**Supplied data**
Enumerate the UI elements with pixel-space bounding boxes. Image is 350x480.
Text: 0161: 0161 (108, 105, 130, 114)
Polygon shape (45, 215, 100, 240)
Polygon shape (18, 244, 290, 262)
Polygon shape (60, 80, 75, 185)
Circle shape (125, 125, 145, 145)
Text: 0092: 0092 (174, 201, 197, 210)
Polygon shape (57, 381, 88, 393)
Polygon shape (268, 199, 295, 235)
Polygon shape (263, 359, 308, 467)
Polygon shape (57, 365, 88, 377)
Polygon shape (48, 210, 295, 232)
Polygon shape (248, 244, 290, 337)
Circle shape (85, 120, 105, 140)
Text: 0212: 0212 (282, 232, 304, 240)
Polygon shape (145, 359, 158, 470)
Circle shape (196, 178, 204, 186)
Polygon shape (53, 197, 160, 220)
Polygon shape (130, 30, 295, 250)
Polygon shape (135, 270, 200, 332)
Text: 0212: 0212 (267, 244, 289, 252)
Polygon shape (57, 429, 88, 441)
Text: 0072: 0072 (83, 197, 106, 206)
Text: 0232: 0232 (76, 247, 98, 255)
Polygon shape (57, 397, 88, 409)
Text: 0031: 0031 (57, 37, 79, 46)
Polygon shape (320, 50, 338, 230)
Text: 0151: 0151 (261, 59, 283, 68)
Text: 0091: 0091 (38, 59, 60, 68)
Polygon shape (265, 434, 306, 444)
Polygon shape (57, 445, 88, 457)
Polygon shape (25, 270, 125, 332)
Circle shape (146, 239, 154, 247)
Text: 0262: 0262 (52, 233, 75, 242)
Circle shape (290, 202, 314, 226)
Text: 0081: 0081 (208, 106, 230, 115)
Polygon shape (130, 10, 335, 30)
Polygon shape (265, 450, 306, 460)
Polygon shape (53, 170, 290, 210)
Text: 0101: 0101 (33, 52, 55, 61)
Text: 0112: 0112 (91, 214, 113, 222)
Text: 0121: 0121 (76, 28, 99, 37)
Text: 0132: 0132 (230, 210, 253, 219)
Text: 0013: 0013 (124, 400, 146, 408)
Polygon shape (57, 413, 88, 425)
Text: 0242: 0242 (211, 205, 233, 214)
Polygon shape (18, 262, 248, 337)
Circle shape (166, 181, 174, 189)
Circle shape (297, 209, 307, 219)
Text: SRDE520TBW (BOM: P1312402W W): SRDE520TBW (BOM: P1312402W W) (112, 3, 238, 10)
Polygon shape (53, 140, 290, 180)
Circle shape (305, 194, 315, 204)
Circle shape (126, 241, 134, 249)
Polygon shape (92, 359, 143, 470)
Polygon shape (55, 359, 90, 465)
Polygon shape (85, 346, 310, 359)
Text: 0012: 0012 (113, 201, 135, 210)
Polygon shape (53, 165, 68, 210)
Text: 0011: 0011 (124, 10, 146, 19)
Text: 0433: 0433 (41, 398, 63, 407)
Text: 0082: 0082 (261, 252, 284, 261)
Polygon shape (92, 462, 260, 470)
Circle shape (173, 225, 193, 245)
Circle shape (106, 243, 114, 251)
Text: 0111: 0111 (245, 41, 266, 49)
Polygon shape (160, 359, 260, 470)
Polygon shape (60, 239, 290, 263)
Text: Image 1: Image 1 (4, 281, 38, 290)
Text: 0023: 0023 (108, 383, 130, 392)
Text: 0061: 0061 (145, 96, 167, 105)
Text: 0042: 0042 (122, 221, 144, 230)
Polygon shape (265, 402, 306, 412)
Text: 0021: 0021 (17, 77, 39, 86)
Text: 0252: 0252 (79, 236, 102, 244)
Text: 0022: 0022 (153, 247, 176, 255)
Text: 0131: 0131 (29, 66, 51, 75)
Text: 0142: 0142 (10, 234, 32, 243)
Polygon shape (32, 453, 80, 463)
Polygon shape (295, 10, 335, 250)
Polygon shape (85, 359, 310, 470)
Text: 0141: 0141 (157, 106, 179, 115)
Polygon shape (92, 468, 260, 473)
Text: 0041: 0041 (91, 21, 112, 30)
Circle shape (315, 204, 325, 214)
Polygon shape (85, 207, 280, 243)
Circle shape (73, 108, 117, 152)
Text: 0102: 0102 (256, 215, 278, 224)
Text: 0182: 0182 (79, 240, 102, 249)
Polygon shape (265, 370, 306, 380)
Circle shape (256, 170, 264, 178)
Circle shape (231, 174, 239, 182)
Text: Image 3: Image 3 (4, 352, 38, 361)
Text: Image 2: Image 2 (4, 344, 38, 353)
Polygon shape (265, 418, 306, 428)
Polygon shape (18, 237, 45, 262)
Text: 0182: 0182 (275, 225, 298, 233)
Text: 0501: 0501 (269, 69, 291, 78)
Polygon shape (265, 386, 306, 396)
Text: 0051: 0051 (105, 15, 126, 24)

**What the task asks**
Update the data above by replacing every "Circle shape" with "Round shape" and leaving all other text unchanged.

**Task response**
Enumerate the UI elements with pixel-space bounding boxes. Image is 350x480.
Text: 0161: 0161 (108, 105, 130, 114)
Polygon shape (45, 215, 100, 240)
Polygon shape (18, 244, 290, 262)
Polygon shape (60, 80, 75, 185)
Round shape (125, 125, 145, 145)
Text: 0092: 0092 (174, 201, 197, 210)
Polygon shape (57, 381, 88, 393)
Polygon shape (268, 199, 295, 235)
Polygon shape (263, 359, 308, 467)
Polygon shape (57, 365, 88, 377)
Polygon shape (48, 210, 295, 232)
Polygon shape (248, 244, 290, 337)
Round shape (85, 120, 105, 140)
Text: 0212: 0212 (282, 232, 304, 240)
Polygon shape (145, 359, 158, 470)
Round shape (196, 178, 204, 186)
Polygon shape (53, 197, 160, 220)
Polygon shape (130, 30, 295, 250)
Polygon shape (135, 270, 200, 332)
Text: 0212: 0212 (267, 244, 289, 252)
Polygon shape (57, 429, 88, 441)
Text: 0072: 0072 (83, 197, 106, 206)
Text: 0232: 0232 (76, 247, 98, 255)
Polygon shape (57, 397, 88, 409)
Text: 0031: 0031 (57, 37, 79, 46)
Polygon shape (320, 50, 338, 230)
Text: 0151: 0151 (261, 59, 283, 68)
Text: 0091: 0091 (38, 59, 60, 68)
Polygon shape (265, 434, 306, 444)
Polygon shape (57, 445, 88, 457)
Polygon shape (25, 270, 125, 332)
Round shape (146, 239, 154, 247)
Text: 0262: 0262 (52, 233, 75, 242)
Round shape (290, 202, 314, 226)
Text: 0081: 0081 (208, 106, 230, 115)
Polygon shape (130, 10, 335, 30)
Polygon shape (265, 450, 306, 460)
Polygon shape (53, 170, 290, 210)
Text: 0101: 0101 (33, 52, 55, 61)
Text: 0112: 0112 (91, 214, 113, 222)
Text: 0121: 0121 (76, 28, 99, 37)
Text: 0132: 0132 (230, 210, 253, 219)
Text: 0013: 0013 (124, 400, 146, 408)
Polygon shape (57, 413, 88, 425)
Text: 0242: 0242 (211, 205, 233, 214)
Polygon shape (18, 262, 248, 337)
Round shape (166, 181, 174, 189)
Round shape (297, 209, 307, 219)
Text: SRDE520TBW (BOM: P1312402W W): SRDE520TBW (BOM: P1312402W W) (112, 3, 238, 10)
Polygon shape (53, 140, 290, 180)
Round shape (305, 194, 315, 204)
Round shape (126, 241, 134, 249)
Polygon shape (92, 359, 143, 470)
Polygon shape (55, 359, 90, 465)
Polygon shape (85, 346, 310, 359)
Text: 0012: 0012 (113, 201, 135, 210)
Polygon shape (53, 165, 68, 210)
Text: 0011: 0011 (124, 10, 146, 19)
Text: 0433: 0433 (41, 398, 63, 407)
Text: 0082: 0082 (261, 252, 284, 261)
Polygon shape (92, 462, 260, 470)
Round shape (173, 225, 193, 245)
Round shape (106, 243, 114, 251)
Text: 0111: 0111 (245, 41, 266, 49)
Polygon shape (160, 359, 260, 470)
Polygon shape (60, 239, 290, 263)
Text: Image 1: Image 1 (4, 281, 38, 290)
Text: 0023: 0023 (108, 383, 130, 392)
Text: 0061: 0061 (145, 96, 167, 105)
Text: 0042: 0042 (122, 221, 144, 230)
Polygon shape (265, 402, 306, 412)
Text: 0021: 0021 (17, 77, 39, 86)
Text: 0252: 0252 (79, 236, 102, 244)
Text: 0022: 0022 (153, 247, 176, 255)
Text: 0131: 0131 (29, 66, 51, 75)
Text: 0142: 0142 (10, 234, 32, 243)
Polygon shape (32, 453, 80, 463)
Polygon shape (295, 10, 335, 250)
Polygon shape (85, 359, 310, 470)
Text: 0141: 0141 (157, 106, 179, 115)
Polygon shape (92, 468, 260, 473)
Text: 0041: 0041 (91, 21, 112, 30)
Round shape (315, 204, 325, 214)
Polygon shape (85, 207, 280, 243)
Round shape (73, 108, 117, 152)
Text: 0102: 0102 (256, 215, 278, 224)
Text: 0182: 0182 (79, 240, 102, 249)
Polygon shape (265, 370, 306, 380)
Round shape (256, 170, 264, 178)
Round shape (231, 174, 239, 182)
Text: Image 3: Image 3 (4, 352, 38, 361)
Text: Image 2: Image 2 (4, 344, 38, 353)
Polygon shape (265, 418, 306, 428)
Polygon shape (18, 237, 45, 262)
Text: 0182: 0182 (275, 225, 298, 233)
Text: 0501: 0501 (269, 69, 291, 78)
Polygon shape (265, 386, 306, 396)
Text: 0051: 0051 (105, 15, 126, 24)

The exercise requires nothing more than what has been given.